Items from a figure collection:
▬▬▬▬▬▬▬▬▬▬
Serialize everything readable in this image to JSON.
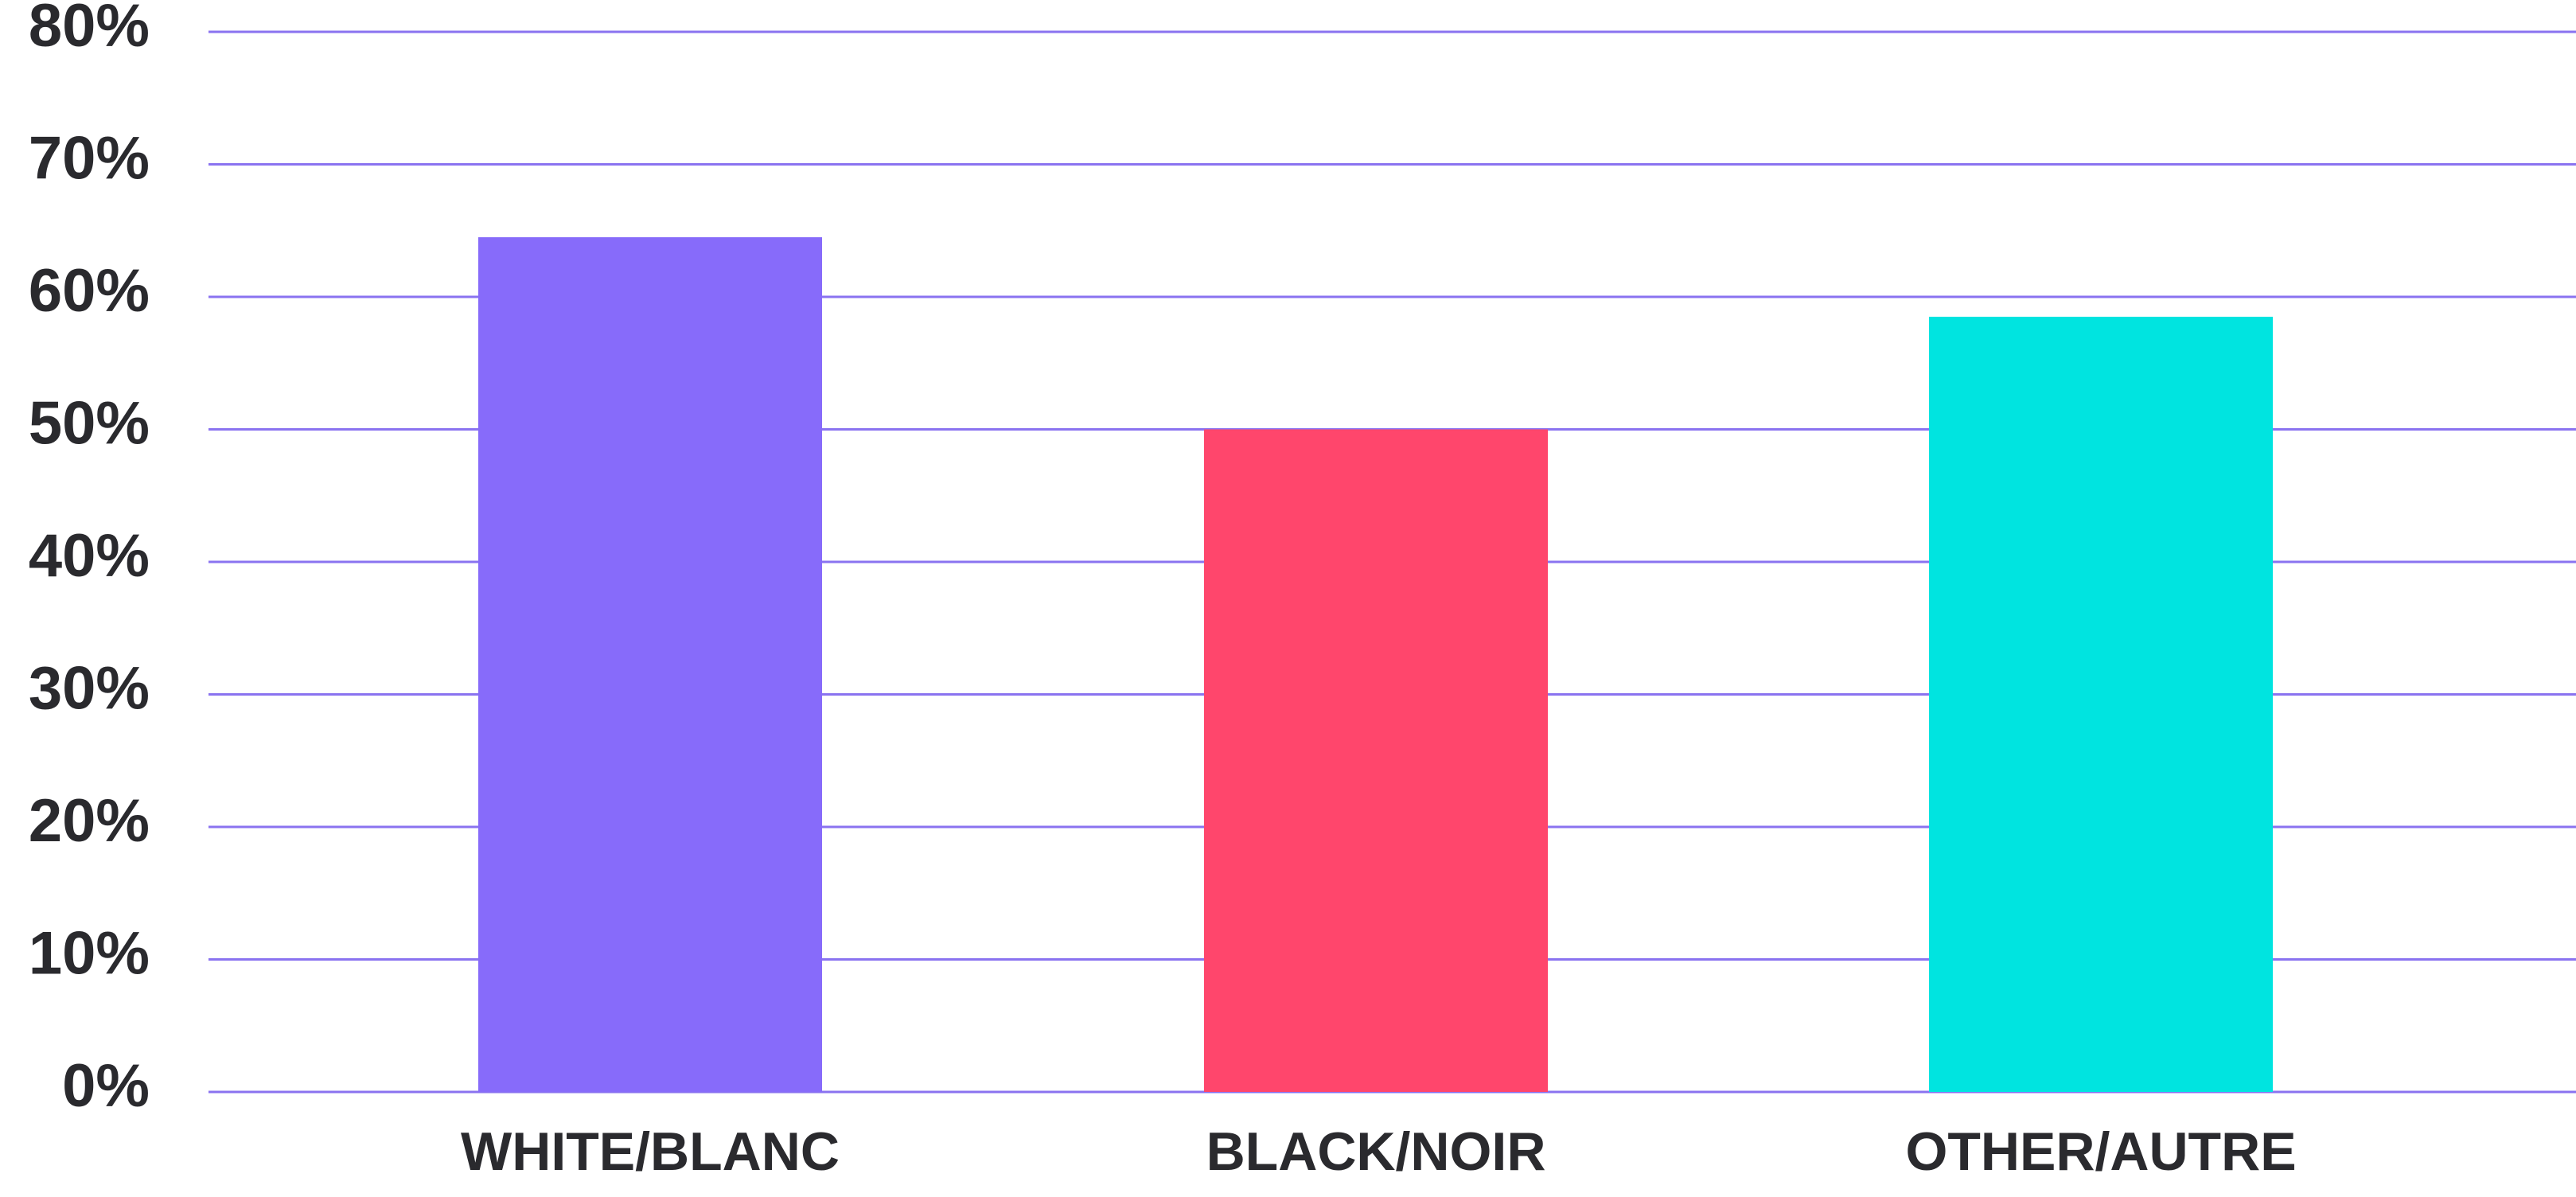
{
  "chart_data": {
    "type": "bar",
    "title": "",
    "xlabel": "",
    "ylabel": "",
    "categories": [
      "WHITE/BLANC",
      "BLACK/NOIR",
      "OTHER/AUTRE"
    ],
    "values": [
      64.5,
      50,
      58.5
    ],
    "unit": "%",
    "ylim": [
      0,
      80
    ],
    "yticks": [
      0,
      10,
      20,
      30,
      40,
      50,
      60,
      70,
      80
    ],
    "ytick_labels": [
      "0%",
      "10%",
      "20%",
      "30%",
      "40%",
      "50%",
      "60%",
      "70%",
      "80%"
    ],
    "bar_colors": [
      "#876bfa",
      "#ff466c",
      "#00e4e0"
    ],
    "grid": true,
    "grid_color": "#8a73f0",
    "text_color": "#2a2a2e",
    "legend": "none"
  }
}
▬▬▬▬▬▬▬▬▬▬
■ YOUR TASK
Make an exact reproduction of the listing above, without any pictures.

■ SOLUTION FOR THIS PROBLEM
Serialize everything readable in this image to JSON.
{
  "chart_data": {
    "type": "bar",
    "title": "",
    "xlabel": "",
    "ylabel": "",
    "categories": [
      "WHITE/BLANC",
      "BLACK/NOIR",
      "OTHER/AUTRE"
    ],
    "values": [
      64.5,
      50,
      58.5
    ],
    "unit": "%",
    "ylim": [
      0,
      80
    ],
    "yticks": [
      0,
      10,
      20,
      30,
      40,
      50,
      60,
      70,
      80
    ],
    "ytick_labels": [
      "0%",
      "10%",
      "20%",
      "30%",
      "40%",
      "50%",
      "60%",
      "70%",
      "80%"
    ],
    "bar_colors": [
      "#876bfa",
      "#ff466c",
      "#00e4e0"
    ],
    "grid": true,
    "grid_color": "#8a73f0",
    "text_color": "#2a2a2e",
    "legend": "none"
  }
}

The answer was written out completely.